§ What to do
Reproduce the data word for word, from its first line through the line with "x-tick-mark [442, 359, 447, 362]", both included.
"""
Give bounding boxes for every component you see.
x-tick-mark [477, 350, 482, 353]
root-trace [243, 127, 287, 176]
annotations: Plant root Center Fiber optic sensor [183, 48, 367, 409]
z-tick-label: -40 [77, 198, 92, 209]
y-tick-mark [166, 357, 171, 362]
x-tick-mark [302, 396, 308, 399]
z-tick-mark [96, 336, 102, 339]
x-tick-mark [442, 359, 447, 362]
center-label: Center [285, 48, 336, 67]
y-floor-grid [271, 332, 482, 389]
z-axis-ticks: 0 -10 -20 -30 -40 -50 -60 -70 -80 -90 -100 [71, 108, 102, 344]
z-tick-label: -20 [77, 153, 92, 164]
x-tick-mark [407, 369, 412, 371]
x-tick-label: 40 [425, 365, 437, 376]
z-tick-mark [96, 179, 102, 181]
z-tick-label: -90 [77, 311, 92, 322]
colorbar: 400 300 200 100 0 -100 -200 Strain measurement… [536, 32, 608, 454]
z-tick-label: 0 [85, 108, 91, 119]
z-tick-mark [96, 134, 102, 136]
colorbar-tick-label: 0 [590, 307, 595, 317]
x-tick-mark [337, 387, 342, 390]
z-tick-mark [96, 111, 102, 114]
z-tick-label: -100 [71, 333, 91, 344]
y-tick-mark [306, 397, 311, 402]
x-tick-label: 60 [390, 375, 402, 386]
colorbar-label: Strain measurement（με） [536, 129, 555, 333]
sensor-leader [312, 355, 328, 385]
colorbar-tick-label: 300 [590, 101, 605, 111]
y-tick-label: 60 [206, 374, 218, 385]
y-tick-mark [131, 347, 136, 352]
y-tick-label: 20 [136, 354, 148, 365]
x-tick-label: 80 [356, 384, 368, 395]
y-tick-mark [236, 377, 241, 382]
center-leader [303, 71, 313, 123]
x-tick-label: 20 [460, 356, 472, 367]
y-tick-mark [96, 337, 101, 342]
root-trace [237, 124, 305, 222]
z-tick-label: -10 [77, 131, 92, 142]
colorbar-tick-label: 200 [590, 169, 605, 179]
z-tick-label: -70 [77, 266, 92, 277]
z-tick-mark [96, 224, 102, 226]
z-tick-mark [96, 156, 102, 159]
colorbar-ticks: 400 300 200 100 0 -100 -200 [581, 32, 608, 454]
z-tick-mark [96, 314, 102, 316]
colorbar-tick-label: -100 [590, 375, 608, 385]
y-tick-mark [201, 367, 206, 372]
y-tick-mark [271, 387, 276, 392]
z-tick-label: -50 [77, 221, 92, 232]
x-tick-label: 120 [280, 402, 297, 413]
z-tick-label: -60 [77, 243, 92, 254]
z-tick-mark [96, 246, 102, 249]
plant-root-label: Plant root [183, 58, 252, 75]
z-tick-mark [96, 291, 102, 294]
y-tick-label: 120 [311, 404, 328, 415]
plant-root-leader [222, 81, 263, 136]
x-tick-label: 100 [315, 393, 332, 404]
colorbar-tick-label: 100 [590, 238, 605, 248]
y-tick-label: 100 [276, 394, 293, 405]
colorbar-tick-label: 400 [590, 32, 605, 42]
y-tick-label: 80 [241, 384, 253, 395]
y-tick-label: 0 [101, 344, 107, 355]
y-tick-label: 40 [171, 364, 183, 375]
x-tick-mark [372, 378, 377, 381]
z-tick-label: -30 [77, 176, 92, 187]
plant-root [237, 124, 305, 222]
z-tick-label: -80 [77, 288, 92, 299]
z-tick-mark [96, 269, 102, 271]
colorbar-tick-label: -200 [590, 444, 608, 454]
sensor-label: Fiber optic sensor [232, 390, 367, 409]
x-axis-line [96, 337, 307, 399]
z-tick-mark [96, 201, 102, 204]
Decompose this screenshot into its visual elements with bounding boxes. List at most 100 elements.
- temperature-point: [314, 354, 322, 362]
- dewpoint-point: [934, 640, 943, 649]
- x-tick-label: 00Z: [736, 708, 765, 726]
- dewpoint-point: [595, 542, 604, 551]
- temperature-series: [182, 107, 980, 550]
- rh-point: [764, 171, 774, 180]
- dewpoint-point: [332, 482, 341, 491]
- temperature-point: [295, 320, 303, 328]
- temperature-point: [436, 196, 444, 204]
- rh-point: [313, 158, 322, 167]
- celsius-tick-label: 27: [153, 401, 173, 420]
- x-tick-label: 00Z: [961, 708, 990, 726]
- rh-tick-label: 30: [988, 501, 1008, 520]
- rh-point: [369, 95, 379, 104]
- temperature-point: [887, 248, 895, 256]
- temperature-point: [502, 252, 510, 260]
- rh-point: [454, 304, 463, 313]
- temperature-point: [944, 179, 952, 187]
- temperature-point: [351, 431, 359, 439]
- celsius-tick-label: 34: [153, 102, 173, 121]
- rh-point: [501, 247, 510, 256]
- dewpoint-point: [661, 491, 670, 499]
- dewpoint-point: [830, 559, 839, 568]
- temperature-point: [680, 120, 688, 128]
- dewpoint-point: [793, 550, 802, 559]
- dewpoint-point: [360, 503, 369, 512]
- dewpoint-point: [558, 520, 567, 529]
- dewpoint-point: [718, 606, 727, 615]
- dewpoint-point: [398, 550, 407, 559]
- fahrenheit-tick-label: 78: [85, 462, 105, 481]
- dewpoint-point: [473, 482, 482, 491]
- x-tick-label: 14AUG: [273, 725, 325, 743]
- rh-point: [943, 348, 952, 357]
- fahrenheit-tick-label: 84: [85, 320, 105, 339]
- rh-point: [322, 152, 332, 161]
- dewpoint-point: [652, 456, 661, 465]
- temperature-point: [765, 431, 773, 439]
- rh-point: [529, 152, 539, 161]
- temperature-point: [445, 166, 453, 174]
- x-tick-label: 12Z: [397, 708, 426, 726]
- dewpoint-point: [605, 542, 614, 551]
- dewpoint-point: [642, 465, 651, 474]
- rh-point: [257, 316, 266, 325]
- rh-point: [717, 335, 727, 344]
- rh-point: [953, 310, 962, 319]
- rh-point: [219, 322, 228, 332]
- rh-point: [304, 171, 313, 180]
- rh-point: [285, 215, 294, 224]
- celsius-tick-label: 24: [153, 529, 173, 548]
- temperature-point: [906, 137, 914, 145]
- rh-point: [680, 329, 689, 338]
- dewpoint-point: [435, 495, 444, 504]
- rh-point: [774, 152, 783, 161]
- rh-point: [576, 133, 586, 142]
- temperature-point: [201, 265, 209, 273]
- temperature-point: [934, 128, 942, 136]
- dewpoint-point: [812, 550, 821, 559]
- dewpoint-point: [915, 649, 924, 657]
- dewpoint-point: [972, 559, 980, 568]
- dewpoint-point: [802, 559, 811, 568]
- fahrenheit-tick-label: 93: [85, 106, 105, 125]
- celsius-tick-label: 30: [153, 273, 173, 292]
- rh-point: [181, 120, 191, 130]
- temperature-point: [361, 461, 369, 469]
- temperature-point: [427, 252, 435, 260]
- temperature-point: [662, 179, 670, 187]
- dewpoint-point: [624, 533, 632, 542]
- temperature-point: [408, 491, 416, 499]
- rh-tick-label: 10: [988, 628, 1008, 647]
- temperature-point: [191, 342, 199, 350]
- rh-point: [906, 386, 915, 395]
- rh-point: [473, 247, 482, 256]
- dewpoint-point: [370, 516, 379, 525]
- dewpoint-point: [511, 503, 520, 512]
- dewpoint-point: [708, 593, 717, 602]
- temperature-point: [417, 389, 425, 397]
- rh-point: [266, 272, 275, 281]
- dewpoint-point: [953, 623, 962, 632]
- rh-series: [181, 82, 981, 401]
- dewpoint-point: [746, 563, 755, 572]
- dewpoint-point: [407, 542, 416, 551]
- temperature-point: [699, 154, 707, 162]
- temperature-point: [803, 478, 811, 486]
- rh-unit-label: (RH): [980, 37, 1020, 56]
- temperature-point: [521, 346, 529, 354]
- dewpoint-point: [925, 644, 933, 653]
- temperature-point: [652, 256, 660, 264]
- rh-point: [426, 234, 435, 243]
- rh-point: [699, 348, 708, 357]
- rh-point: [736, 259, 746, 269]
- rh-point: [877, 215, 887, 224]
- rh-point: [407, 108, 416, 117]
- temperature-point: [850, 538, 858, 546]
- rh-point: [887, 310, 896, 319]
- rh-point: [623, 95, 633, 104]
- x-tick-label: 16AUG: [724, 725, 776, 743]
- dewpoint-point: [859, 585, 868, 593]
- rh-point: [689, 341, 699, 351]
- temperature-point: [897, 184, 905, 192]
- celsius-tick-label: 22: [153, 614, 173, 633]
"""
§ Answer for this exercise
Give bounding boxes for every component you see.
x-tick-mark [477, 350, 482, 353]
root-trace [243, 127, 287, 176]
annotations: Plant root Center Fiber optic sensor [183, 48, 367, 409]
z-tick-label: -40 [77, 198, 92, 209]
y-tick-mark [166, 357, 171, 362]
x-tick-mark [302, 396, 308, 399]
z-tick-mark [96, 336, 102, 339]
x-tick-mark [442, 359, 447, 362]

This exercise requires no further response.